===== Recorded data =====

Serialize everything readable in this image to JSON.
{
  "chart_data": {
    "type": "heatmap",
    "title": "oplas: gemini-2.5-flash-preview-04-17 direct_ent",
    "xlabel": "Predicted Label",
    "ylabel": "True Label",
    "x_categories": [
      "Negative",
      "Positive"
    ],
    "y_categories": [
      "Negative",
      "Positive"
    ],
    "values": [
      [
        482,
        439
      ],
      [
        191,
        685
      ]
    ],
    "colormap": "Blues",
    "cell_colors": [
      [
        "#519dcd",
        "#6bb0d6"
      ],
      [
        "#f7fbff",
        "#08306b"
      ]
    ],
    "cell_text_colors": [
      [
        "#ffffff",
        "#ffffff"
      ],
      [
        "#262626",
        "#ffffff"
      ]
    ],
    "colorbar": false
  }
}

=====

* What you need to do *
Copy every single line of the material above that holds "Label".

* Result *
    "xlabel": "Predicted Label",
    "ylabel": "True Label",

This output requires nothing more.